-- Start SUPPLIED RECORDS --
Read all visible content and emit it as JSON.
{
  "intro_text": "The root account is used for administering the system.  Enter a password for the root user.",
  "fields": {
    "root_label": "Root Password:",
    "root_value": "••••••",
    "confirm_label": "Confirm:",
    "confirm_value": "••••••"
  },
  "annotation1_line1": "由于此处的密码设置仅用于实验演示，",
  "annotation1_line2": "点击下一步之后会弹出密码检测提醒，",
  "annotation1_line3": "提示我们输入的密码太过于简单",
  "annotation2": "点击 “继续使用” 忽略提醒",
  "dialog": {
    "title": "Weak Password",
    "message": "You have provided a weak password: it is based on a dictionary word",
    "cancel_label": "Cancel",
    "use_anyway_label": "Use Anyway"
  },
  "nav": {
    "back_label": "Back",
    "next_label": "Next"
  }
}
-- End SUPPLIED RECORDS --
# WRITTEN INSTRUCTION:
Write down all the entries again without a single difference.

# TASK RESULT:
Read all visible content and emit it as JSON.
{
  "intro_text": "The root account is used for administering the system.  Enter a password for the root user.",
  "fields": {
    "root_label": "Root Password:",
    "root_value": "••••••",
    "confirm_label": "Confirm:",
    "confirm_value": "••••••"
  },
  "annotation1_line1": "由于此处的密码设置仅用于实验演示，",
  "annotation1_line2": "点击下一步之后会弹出密码检测提醒，",
  "annotation1_line3": "提示我们输入的密码太过于简单",
  "annotation2": "点击 “继续使用” 忽略提醒",
  "dialog": {
    "title": "Weak Password",
    "message": "You have provided a weak password: it is based on a dictionary word",
    "cancel_label": "Cancel",
    "use_anyway_label": "Use Anyway"
  },
  "nav": {
    "back_label": "Back",
    "next_label": "Next"
  }
}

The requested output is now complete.